Page transcription records:
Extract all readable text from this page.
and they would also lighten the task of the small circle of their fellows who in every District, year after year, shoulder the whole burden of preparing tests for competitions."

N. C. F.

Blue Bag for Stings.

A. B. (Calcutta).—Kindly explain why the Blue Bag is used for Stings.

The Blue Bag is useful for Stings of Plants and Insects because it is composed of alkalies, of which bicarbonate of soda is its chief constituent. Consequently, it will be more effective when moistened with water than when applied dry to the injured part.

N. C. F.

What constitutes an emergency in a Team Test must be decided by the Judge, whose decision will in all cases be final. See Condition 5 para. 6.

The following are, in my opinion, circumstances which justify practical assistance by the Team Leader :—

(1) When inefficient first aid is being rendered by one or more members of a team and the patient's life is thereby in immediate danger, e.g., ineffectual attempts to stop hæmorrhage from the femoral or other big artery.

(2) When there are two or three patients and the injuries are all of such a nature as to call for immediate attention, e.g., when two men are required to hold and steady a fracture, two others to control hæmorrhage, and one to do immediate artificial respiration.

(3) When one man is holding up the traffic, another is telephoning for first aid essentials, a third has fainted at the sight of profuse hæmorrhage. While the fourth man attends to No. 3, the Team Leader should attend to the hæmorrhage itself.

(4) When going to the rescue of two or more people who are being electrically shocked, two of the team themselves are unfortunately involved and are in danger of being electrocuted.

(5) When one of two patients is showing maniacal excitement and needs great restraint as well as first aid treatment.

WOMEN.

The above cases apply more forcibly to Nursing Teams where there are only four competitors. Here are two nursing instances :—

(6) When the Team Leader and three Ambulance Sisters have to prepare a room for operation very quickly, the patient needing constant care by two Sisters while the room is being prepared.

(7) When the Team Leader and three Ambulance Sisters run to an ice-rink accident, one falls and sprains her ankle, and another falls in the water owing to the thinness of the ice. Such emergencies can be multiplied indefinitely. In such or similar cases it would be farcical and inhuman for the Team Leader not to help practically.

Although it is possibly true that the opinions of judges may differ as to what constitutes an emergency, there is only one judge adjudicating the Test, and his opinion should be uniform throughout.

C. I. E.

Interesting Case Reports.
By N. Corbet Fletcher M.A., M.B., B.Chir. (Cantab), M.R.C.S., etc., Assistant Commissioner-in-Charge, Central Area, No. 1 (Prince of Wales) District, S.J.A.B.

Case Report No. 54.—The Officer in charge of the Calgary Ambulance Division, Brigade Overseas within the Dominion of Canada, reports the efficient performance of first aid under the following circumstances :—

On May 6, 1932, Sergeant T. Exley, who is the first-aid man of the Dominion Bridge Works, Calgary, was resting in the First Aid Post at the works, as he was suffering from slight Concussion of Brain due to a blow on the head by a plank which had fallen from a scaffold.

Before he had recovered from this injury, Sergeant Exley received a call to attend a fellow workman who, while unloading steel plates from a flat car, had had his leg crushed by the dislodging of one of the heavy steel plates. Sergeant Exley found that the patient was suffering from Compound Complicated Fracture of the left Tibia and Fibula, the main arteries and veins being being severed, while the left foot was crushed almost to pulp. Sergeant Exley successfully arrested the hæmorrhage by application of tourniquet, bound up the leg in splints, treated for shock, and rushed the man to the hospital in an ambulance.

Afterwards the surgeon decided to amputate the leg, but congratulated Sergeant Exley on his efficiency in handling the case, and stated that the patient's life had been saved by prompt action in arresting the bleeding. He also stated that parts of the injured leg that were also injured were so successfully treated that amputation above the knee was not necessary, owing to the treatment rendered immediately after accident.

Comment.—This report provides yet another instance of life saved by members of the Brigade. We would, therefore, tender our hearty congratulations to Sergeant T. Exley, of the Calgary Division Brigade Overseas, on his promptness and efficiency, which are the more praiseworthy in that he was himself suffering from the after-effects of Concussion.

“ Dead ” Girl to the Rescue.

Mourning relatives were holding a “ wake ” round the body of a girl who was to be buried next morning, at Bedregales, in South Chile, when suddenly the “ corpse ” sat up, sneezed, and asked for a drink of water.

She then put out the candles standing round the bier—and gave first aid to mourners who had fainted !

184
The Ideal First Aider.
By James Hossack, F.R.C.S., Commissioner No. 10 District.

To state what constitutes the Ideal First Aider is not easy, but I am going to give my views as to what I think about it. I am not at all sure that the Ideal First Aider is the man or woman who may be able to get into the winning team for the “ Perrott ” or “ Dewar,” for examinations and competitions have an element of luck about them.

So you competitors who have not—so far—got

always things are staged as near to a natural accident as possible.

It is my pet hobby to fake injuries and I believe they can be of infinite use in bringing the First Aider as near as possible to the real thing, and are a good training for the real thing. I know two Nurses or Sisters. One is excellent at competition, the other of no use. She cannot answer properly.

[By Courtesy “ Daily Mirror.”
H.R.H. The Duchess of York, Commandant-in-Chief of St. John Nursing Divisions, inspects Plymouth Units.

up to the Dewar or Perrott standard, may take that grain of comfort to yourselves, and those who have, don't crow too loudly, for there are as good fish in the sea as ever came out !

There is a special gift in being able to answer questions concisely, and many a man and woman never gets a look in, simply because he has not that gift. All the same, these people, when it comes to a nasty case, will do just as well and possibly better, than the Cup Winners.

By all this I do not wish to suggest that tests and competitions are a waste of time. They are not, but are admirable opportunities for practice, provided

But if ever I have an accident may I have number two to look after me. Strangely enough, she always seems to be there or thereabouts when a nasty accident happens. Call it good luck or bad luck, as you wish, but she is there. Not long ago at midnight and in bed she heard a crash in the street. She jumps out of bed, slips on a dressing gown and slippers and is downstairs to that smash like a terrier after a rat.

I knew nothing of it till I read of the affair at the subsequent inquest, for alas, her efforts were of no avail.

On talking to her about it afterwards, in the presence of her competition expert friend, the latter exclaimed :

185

ABOUT THIS EXERCISE: Go through the records and gather the lines that hold "Stings".

TASK ANSWER:
Blue Bag for Stings.
A. B. (Calcutta).—Kindly explain why the Blue Bag is used for Stings.
The Blue Bag is useful for Stings of Plants and Insects because it is composed of alkalies, of which bicarbonate of soda is its chief constituent. Consequently, it will be more effective when moistened with water than when applied dry to the injured part.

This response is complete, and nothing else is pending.